(Figure record extracts)
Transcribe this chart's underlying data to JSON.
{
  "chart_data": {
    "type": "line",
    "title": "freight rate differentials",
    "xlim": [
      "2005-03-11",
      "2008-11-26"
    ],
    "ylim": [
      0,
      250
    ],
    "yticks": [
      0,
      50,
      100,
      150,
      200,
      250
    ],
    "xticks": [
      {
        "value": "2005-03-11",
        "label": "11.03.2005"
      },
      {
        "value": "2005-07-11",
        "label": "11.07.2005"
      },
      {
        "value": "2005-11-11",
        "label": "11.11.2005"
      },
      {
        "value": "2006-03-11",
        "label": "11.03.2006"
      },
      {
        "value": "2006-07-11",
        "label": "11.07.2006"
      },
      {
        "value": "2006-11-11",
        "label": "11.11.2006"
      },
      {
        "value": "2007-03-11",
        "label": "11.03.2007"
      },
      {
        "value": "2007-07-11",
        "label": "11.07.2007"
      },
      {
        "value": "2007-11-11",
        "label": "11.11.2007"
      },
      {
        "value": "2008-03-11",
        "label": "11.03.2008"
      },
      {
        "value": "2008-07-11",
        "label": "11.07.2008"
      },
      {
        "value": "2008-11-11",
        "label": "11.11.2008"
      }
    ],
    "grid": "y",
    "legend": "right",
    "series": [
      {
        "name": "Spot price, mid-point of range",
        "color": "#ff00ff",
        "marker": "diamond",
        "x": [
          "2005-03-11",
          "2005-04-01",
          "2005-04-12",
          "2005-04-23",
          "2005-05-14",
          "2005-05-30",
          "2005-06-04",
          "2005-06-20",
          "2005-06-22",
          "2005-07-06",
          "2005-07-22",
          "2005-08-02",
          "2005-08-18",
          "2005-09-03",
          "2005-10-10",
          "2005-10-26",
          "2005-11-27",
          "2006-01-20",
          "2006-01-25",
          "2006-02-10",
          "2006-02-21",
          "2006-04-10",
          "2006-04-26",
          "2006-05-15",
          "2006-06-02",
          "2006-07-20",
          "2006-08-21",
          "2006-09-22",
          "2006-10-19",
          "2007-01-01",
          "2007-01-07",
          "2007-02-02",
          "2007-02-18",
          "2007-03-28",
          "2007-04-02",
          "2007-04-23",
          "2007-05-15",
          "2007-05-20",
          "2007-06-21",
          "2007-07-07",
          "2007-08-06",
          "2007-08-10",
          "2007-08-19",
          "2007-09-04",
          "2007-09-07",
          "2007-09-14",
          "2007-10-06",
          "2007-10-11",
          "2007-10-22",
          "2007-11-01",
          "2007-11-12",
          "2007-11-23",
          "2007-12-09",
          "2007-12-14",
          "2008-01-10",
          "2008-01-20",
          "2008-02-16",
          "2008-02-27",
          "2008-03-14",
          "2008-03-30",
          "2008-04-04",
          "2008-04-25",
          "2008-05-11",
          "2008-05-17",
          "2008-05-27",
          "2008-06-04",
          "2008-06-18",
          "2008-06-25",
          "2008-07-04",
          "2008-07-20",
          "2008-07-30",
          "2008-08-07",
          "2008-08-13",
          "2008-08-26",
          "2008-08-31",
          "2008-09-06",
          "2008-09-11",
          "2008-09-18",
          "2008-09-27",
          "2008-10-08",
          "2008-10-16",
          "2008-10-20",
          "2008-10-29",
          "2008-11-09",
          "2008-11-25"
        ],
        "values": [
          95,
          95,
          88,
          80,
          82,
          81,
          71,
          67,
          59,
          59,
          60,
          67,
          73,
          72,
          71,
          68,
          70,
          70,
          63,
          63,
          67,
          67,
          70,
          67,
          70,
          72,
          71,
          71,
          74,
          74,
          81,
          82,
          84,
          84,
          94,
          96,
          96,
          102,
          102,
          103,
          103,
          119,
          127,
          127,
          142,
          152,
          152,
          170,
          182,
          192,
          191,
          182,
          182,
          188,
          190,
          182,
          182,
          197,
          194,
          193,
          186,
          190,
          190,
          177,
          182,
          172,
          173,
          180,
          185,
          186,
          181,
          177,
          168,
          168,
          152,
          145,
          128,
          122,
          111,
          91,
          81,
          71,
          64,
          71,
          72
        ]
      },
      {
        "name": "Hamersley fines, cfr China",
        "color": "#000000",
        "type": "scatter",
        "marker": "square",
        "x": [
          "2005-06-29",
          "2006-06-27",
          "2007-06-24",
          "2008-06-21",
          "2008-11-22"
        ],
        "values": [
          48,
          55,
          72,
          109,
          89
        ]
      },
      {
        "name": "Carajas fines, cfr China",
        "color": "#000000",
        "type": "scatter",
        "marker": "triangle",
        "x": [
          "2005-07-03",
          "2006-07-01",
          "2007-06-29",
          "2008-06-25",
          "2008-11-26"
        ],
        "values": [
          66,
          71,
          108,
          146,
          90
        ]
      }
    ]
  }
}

- _WHAT THE EXERCISE ASKS_: Determine the number of lines in the listing that contain the string "marker". Write that number and nothing else.

- _SOLUTION_: 3